(Dataset entries)
⟨
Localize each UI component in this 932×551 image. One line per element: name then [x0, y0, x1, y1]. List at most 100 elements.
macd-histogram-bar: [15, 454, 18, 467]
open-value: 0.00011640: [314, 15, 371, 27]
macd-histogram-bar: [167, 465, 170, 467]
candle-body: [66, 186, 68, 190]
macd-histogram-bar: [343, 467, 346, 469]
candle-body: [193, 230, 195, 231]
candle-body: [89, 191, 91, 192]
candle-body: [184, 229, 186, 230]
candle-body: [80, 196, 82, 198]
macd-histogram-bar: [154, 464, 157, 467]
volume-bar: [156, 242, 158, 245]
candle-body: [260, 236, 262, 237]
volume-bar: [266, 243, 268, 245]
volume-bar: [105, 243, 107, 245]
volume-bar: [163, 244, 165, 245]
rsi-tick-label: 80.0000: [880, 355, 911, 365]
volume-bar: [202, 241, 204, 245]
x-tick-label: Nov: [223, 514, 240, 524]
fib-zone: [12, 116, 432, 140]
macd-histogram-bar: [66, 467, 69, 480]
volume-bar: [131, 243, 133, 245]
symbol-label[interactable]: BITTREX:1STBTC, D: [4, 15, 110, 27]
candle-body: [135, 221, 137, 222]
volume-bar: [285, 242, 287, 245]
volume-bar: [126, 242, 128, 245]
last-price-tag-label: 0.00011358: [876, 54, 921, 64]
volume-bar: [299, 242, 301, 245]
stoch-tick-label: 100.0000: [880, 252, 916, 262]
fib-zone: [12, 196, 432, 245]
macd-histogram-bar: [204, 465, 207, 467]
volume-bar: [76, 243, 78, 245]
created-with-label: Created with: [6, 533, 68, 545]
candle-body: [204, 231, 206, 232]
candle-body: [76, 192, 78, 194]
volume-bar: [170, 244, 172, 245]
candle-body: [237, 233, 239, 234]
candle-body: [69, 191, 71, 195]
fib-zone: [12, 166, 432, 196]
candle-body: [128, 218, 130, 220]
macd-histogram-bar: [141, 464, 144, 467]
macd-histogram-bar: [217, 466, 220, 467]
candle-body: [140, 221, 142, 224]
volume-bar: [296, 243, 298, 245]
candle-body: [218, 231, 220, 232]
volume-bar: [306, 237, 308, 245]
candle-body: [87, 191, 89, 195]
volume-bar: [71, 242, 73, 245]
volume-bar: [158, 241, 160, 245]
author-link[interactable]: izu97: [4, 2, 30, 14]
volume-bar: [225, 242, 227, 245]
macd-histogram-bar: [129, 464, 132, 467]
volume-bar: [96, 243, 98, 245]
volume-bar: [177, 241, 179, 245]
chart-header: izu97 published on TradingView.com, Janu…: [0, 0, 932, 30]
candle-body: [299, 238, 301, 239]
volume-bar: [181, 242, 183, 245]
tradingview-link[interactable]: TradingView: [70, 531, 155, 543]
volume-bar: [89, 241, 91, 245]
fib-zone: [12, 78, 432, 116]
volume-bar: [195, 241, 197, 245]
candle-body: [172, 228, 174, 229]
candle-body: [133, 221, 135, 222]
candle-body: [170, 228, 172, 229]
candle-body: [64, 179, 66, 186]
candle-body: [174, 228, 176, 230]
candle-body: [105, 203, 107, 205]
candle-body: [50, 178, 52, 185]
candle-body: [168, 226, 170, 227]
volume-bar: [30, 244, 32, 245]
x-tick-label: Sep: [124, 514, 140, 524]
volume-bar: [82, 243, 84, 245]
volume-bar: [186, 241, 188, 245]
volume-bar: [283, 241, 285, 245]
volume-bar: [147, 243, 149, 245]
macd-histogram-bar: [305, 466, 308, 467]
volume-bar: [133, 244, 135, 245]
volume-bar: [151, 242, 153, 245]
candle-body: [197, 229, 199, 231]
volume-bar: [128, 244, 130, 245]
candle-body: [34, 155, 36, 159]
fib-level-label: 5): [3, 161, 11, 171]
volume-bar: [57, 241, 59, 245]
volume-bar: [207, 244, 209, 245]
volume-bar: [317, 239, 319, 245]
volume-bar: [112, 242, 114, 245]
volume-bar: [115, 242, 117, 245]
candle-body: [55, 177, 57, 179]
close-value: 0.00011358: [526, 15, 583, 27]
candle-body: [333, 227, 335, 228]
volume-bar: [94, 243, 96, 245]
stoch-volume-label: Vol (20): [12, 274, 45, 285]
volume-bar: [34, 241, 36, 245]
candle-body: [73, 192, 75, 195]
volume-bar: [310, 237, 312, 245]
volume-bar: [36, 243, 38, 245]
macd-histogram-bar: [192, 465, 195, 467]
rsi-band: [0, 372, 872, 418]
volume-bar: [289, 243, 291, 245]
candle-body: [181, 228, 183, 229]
⟩
INSTRUCTIONS TO FOLLOW:
Write out every entry above character for character, leaving each line unchanged.

ANSWER TO THIS PROBLEM:
Localize each UI component in this 932×551 image. One line per element: name then [x0, y0, x1, y1]. List at most 100 elements.
macd-histogram-bar: [15, 454, 18, 467]
open-value: 0.00011640: [314, 15, 371, 27]
macd-histogram-bar: [167, 465, 170, 467]
candle-body: [66, 186, 68, 190]
macd-histogram-bar: [343, 467, 346, 469]
candle-body: [193, 230, 195, 231]
candle-body: [89, 191, 91, 192]
candle-body: [184, 229, 186, 230]
candle-body: [80, 196, 82, 198]
macd-histogram-bar: [154, 464, 157, 467]
volume-bar: [156, 242, 158, 245]
candle-body: [260, 236, 262, 237]
volume-bar: [266, 243, 268, 245]
volume-bar: [105, 243, 107, 245]
volume-bar: [163, 244, 165, 245]
rsi-tick-label: 80.0000: [880, 355, 911, 365]
volume-bar: [202, 241, 204, 245]
x-tick-label: Nov: [223, 514, 240, 524]
fib-zone: [12, 116, 432, 140]
macd-histogram-bar: [66, 467, 69, 480]
volume-bar: [131, 243, 133, 245]
symbol-label[interactable]: BITTREX:1STBTC, D: [4, 15, 110, 27]
candle-body: [135, 221, 137, 222]
volume-bar: [285, 242, 287, 245]
volume-bar: [126, 242, 128, 245]
last-price-tag-label: 0.00011358: [876, 54, 921, 64]
volume-bar: [299, 242, 301, 245]
stoch-tick-label: 100.0000: [880, 252, 916, 262]
fib-zone: [12, 196, 432, 245]
macd-histogram-bar: [204, 465, 207, 467]
volume-bar: [76, 243, 78, 245]
created-with-label: Created with: [6, 533, 68, 545]
candle-body: [204, 231, 206, 232]
candle-body: [76, 192, 78, 194]
volume-bar: [170, 244, 172, 245]
candle-body: [237, 233, 239, 234]
candle-body: [69, 191, 71, 195]
fib-zone: [12, 166, 432, 196]
candle-body: [128, 218, 130, 220]
macd-histogram-bar: [141, 464, 144, 467]
macd-histogram-bar: [217, 466, 220, 467]
candle-body: [140, 221, 142, 224]
volume-bar: [296, 243, 298, 245]
candle-body: [218, 231, 220, 232]
volume-bar: [306, 237, 308, 245]
candle-body: [87, 191, 89, 195]
volume-bar: [71, 242, 73, 245]
volume-bar: [158, 241, 160, 245]
author-link[interactable]: izu97: [4, 2, 30, 14]
volume-bar: [225, 242, 227, 245]
macd-histogram-bar: [129, 464, 132, 467]
volume-bar: [96, 243, 98, 245]
volume-bar: [177, 241, 179, 245]
chart-header: izu97 published on TradingView.com, Janu…: [0, 0, 932, 30]
candle-body: [299, 238, 301, 239]
volume-bar: [181, 242, 183, 245]
tradingview-link[interactable]: TradingView: [70, 531, 155, 543]
volume-bar: [89, 241, 91, 245]
fib-zone: [12, 78, 432, 116]
volume-bar: [195, 241, 197, 245]
candle-body: [172, 228, 174, 229]
candle-body: [133, 221, 135, 222]
candle-body: [170, 228, 172, 229]
candle-body: [64, 179, 66, 186]
candle-body: [174, 228, 176, 230]
candle-body: [105, 203, 107, 205]
candle-body: [50, 178, 52, 185]
candle-body: [168, 226, 170, 227]
volume-bar: [30, 244, 32, 245]
x-tick-label: Sep: [124, 514, 140, 524]
volume-bar: [82, 243, 84, 245]
volume-bar: [186, 241, 188, 245]
volume-bar: [283, 241, 285, 245]
volume-bar: [147, 243, 149, 245]
macd-histogram-bar: [305, 466, 308, 467]
volume-bar: [133, 244, 135, 245]
volume-bar: [151, 242, 153, 245]
candle-body: [197, 229, 199, 231]
volume-bar: [128, 244, 130, 245]
candle-body: [34, 155, 36, 159]
fib-level-label: 5): [3, 161, 11, 171]
volume-bar: [57, 241, 59, 245]
volume-bar: [207, 244, 209, 245]
volume-bar: [317, 239, 319, 245]
volume-bar: [112, 242, 114, 245]
volume-bar: [115, 242, 117, 245]
candle-body: [55, 177, 57, 179]
close-value: 0.00011358: [526, 15, 583, 27]
candle-body: [333, 227, 335, 228]
volume-bar: [94, 243, 96, 245]
stoch-volume-label: Vol (20): [12, 274, 45, 285]
volume-bar: [34, 241, 36, 245]
candle-body: [73, 192, 75, 195]
volume-bar: [310, 237, 312, 245]
volume-bar: [36, 243, 38, 245]
macd-histogram-bar: [192, 465, 195, 467]
rsi-band: [0, 372, 872, 418]
volume-bar: [289, 243, 291, 245]
candle-body: [181, 228, 183, 229]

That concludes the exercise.